-- Begin Information shown --
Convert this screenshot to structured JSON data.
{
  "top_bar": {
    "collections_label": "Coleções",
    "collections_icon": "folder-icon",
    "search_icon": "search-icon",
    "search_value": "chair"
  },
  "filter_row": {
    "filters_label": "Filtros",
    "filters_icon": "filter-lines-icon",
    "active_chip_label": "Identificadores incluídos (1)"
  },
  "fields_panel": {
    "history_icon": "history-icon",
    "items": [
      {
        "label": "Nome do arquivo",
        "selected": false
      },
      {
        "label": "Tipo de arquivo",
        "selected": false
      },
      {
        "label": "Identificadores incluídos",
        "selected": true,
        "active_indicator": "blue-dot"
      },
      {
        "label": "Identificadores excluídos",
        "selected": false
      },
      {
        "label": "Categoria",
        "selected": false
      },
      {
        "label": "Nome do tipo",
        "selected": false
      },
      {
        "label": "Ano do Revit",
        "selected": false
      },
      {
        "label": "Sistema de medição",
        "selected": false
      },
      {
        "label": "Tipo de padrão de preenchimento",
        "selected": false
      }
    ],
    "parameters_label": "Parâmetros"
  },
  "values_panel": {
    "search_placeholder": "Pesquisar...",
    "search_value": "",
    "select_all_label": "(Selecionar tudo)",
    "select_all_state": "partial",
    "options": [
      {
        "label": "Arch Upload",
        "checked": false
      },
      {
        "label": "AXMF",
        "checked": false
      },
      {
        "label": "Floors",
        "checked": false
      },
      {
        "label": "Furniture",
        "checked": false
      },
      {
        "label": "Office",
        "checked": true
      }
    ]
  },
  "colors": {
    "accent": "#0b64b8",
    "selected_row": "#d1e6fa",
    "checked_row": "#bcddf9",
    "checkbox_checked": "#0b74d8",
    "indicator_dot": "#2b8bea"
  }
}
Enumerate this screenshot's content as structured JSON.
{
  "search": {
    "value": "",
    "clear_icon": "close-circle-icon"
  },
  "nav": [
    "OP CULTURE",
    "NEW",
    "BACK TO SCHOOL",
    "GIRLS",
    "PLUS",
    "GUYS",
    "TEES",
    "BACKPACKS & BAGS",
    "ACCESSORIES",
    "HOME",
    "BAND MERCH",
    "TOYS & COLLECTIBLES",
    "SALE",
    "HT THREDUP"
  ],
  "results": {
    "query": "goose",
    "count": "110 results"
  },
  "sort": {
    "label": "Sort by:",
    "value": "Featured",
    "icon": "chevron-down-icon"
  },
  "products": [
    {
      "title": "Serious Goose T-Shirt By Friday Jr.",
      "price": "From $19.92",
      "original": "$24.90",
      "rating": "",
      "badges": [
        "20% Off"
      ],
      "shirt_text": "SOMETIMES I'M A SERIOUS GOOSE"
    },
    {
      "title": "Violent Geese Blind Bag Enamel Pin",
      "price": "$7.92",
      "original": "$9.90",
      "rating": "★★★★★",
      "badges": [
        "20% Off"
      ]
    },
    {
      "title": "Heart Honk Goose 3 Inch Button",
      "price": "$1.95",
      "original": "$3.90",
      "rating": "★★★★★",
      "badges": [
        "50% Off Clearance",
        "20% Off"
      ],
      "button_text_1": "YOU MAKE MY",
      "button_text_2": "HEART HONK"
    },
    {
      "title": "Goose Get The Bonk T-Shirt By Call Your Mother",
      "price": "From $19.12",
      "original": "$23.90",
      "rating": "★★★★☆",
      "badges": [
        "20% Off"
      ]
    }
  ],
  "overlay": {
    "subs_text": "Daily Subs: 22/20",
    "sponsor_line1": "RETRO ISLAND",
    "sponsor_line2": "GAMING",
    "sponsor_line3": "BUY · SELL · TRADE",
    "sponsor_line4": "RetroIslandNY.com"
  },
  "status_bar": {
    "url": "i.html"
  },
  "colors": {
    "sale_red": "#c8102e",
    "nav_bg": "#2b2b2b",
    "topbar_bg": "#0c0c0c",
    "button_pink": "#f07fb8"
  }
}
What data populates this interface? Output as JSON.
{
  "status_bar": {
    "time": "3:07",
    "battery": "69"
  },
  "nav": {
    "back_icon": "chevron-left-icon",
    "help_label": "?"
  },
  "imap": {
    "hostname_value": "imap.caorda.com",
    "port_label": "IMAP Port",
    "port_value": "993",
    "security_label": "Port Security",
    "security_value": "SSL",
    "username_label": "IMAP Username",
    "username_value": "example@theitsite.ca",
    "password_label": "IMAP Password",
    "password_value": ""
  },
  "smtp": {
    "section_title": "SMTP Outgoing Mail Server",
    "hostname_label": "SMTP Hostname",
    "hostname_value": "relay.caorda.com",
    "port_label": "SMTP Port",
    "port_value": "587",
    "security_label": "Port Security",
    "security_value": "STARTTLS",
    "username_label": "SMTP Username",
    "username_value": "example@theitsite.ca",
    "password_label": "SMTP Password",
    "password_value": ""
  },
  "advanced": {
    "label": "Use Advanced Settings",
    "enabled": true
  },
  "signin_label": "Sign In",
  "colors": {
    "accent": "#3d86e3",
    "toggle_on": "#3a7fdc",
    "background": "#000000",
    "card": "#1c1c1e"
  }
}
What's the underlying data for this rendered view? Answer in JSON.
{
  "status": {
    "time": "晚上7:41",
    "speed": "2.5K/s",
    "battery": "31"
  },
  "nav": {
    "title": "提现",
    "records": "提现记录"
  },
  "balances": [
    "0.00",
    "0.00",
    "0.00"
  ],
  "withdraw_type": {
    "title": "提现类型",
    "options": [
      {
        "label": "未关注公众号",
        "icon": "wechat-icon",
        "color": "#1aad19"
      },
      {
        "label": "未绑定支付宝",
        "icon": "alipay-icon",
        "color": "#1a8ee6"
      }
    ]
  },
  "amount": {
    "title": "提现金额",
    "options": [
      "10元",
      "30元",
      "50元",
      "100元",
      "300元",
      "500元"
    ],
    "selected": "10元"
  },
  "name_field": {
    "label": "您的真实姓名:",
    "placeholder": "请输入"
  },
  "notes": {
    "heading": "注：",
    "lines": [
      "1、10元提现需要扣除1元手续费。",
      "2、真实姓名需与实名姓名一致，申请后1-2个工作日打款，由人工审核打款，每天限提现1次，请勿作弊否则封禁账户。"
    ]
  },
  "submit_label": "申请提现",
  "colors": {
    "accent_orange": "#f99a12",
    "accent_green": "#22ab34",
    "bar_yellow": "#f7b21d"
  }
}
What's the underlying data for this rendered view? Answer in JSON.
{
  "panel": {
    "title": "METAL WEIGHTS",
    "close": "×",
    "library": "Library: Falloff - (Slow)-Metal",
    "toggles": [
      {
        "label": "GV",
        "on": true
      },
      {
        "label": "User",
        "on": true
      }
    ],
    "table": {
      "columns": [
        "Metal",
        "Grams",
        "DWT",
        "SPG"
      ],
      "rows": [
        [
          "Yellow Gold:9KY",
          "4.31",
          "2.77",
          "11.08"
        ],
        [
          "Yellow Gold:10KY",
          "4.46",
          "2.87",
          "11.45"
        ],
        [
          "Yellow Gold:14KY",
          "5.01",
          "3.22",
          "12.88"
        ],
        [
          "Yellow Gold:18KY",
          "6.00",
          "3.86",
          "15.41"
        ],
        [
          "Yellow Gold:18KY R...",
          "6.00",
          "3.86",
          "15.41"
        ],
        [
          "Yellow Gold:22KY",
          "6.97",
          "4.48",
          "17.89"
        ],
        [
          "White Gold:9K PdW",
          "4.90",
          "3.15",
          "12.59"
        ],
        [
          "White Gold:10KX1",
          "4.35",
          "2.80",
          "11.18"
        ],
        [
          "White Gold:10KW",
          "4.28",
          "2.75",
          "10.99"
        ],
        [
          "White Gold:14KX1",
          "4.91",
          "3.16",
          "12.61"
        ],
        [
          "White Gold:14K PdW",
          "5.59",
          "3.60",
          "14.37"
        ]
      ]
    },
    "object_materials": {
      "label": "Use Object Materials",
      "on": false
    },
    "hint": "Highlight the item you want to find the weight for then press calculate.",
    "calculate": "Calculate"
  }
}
-- End Information shown --
Goal of the exercise: Search the entries for "icon" and copy out each line that has it.

Worked answer:
    "collections_icon": "folder-icon",
    "search_icon": "search-icon",
    "filters_icon": "filter-lines-icon",
    "history_icon": "history-icon",
    "clear_icon": "close-circle-icon"
    "icon": "chevron-down-icon"
    "back_icon": "chevron-left-icon",
        "icon": "wechat-icon",
        "icon": "alipay-icon",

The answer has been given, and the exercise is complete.